[Start of EXERCISE INPUTS]

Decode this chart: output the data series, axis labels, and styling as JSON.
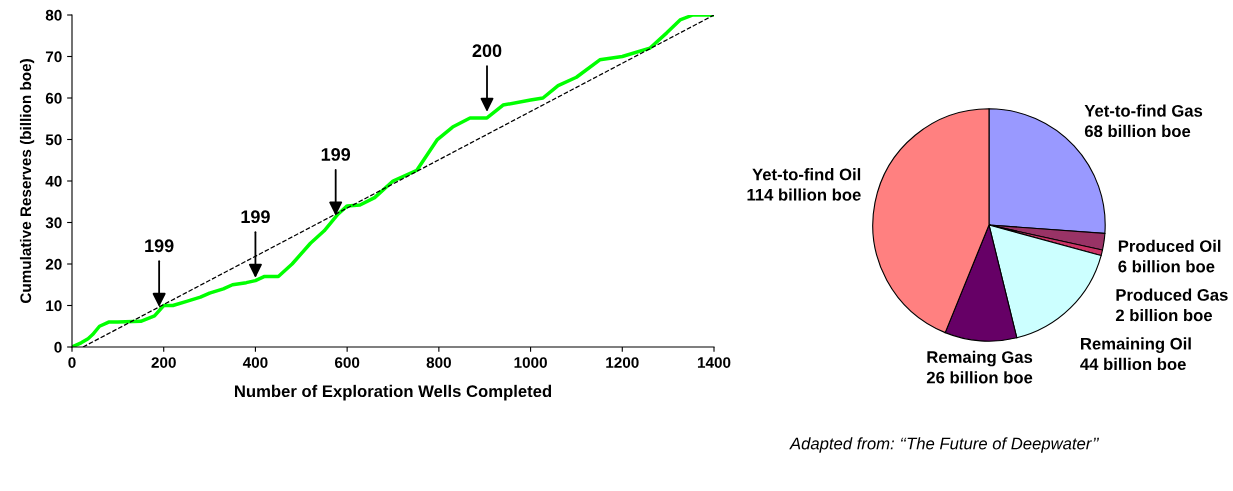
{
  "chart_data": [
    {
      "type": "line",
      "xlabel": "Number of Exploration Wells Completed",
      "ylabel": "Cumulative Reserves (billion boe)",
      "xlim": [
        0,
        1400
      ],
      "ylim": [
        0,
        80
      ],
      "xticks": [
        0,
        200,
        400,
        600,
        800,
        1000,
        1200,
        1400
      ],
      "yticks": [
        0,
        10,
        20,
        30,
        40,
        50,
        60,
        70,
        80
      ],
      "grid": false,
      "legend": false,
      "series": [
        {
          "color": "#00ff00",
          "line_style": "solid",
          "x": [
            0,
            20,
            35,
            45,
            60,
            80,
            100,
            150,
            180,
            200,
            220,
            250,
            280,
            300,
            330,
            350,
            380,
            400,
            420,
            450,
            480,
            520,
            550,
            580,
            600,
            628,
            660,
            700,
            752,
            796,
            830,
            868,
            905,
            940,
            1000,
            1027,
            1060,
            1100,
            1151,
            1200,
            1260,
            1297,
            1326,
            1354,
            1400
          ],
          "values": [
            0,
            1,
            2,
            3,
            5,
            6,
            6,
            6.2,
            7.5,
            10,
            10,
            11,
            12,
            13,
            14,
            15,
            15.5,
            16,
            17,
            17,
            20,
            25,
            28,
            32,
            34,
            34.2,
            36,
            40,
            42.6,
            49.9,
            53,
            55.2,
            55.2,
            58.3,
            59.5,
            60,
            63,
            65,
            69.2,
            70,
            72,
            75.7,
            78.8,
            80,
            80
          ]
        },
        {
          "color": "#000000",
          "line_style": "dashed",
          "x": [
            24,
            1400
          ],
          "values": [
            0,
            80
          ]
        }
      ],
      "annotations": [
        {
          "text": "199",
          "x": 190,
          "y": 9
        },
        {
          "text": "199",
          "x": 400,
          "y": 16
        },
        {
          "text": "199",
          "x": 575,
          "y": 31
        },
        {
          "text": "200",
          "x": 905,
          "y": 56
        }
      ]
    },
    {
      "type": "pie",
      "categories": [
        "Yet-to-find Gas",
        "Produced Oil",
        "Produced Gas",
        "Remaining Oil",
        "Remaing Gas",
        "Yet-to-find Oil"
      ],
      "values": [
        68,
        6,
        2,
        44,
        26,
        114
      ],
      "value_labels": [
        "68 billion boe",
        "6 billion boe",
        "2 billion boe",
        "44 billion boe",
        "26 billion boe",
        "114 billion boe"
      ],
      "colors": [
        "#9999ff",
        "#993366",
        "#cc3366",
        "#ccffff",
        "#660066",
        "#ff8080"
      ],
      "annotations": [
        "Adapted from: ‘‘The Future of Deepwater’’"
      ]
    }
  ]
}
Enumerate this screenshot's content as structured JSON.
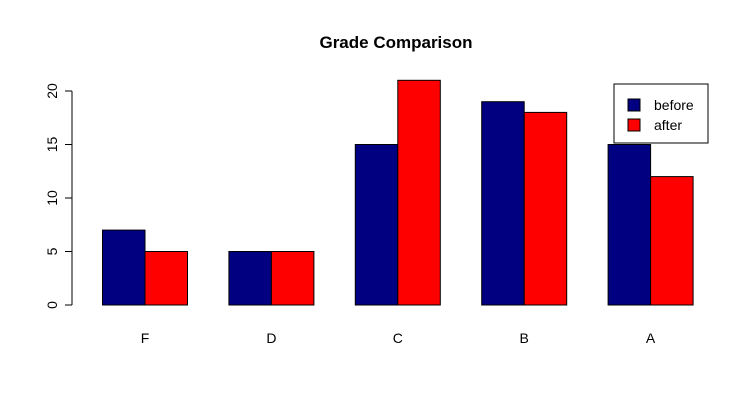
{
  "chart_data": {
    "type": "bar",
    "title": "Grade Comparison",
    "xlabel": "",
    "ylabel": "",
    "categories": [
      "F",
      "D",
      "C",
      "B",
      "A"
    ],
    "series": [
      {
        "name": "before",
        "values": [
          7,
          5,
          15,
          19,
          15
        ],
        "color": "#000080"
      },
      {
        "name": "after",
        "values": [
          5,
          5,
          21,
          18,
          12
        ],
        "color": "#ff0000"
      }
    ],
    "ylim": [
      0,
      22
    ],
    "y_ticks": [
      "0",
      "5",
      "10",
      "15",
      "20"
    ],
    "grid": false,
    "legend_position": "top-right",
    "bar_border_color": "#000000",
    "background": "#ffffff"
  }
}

[End of EXERCISE INPUTS]
[Start of EXERCISE INPUTS]

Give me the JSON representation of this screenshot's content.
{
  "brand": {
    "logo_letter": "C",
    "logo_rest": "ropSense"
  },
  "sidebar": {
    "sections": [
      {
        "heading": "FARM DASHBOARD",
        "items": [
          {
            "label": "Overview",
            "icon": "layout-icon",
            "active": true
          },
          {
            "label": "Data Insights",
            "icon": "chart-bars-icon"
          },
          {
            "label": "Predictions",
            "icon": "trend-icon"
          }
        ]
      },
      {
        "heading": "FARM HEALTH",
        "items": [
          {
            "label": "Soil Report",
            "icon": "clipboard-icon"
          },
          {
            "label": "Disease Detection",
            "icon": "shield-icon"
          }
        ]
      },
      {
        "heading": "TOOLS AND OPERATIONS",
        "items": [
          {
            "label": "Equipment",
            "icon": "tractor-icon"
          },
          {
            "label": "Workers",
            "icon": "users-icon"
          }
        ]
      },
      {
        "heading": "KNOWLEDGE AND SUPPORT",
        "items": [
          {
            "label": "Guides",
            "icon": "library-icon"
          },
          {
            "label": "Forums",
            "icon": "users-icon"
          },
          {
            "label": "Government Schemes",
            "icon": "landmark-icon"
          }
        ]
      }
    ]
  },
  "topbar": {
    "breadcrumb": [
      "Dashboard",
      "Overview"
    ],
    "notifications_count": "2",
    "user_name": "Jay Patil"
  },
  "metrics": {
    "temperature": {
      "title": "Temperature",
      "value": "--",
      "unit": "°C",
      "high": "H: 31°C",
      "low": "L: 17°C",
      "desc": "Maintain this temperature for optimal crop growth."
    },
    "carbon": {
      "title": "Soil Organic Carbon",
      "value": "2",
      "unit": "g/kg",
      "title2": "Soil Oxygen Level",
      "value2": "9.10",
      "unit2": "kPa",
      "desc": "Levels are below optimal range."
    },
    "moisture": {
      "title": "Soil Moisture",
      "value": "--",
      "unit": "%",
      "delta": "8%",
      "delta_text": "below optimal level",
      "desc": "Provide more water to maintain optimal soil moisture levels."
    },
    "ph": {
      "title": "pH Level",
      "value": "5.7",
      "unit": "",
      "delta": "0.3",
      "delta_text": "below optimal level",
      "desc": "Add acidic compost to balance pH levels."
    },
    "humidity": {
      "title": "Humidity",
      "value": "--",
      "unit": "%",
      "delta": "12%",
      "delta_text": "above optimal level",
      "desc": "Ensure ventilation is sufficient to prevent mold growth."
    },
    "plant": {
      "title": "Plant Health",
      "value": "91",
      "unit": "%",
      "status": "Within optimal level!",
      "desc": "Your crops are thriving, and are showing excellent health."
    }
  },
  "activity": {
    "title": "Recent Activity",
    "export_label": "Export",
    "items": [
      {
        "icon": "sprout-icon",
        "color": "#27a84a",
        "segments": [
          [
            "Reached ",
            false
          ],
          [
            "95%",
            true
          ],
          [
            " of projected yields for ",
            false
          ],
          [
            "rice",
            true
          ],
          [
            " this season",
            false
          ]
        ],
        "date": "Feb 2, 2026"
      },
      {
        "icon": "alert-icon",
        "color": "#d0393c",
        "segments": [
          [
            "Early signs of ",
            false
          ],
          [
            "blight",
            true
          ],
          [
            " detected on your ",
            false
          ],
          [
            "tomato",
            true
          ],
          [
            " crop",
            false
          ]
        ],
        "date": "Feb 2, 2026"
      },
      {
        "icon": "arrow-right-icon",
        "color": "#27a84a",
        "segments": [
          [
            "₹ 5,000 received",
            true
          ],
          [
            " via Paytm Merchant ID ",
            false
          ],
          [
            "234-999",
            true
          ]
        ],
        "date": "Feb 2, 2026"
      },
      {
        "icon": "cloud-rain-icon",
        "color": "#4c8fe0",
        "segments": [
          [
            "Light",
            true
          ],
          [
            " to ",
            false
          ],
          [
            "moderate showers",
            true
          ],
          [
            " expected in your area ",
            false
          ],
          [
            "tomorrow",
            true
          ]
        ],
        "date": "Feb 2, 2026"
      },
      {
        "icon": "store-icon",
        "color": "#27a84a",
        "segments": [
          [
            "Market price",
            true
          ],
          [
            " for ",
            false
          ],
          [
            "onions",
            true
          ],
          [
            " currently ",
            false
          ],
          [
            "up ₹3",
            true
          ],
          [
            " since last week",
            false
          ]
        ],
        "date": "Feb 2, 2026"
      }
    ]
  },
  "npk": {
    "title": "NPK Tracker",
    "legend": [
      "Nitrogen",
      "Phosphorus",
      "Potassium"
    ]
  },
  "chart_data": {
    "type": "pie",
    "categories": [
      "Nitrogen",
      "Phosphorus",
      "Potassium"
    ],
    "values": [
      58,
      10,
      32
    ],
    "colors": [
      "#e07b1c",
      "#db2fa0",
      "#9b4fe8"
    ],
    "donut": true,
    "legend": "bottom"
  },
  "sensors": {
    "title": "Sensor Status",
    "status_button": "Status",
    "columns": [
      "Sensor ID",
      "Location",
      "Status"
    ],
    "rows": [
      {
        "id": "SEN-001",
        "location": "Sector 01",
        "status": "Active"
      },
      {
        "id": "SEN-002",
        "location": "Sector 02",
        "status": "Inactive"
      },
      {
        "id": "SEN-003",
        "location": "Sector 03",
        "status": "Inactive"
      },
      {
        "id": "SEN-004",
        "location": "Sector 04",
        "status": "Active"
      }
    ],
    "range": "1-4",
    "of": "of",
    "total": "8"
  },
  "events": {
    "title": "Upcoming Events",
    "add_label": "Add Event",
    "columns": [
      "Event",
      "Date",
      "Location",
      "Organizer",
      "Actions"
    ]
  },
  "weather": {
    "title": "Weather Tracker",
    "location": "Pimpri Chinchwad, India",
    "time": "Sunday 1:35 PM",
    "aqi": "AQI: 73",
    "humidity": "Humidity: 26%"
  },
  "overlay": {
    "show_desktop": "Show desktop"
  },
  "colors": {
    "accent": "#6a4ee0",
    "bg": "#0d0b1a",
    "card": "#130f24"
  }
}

[End of EXERCISE INPUTS]
[Start of EXERCISE INPUTS]

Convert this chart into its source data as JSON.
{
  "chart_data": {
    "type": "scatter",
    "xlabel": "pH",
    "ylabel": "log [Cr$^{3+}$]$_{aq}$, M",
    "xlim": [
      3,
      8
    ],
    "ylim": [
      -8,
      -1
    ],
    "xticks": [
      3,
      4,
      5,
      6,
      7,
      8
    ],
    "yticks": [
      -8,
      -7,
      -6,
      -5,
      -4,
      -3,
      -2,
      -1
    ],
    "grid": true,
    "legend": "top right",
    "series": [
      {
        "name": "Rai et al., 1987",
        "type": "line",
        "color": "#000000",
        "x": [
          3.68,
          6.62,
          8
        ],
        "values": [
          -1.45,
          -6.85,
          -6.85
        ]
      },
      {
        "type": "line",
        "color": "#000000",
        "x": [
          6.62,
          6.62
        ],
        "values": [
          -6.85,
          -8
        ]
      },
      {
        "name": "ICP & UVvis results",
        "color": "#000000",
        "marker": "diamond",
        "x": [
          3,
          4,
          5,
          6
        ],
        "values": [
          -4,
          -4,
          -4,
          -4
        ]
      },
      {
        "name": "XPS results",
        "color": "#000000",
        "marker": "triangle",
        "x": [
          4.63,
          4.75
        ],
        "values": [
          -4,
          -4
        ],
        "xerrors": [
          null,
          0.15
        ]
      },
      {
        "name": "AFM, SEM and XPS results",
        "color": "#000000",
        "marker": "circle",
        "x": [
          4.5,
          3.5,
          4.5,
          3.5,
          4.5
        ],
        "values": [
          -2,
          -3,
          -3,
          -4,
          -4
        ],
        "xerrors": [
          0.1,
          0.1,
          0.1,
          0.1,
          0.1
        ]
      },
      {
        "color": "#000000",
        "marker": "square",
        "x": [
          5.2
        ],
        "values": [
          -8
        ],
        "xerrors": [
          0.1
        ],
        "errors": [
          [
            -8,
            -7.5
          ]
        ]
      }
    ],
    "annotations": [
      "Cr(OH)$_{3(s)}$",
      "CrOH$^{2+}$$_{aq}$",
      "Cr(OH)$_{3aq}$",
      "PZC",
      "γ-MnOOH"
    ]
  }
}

[End of EXERCISE INPUTS]

Determine how many lines include the word "Sector" and report that number by itself.

4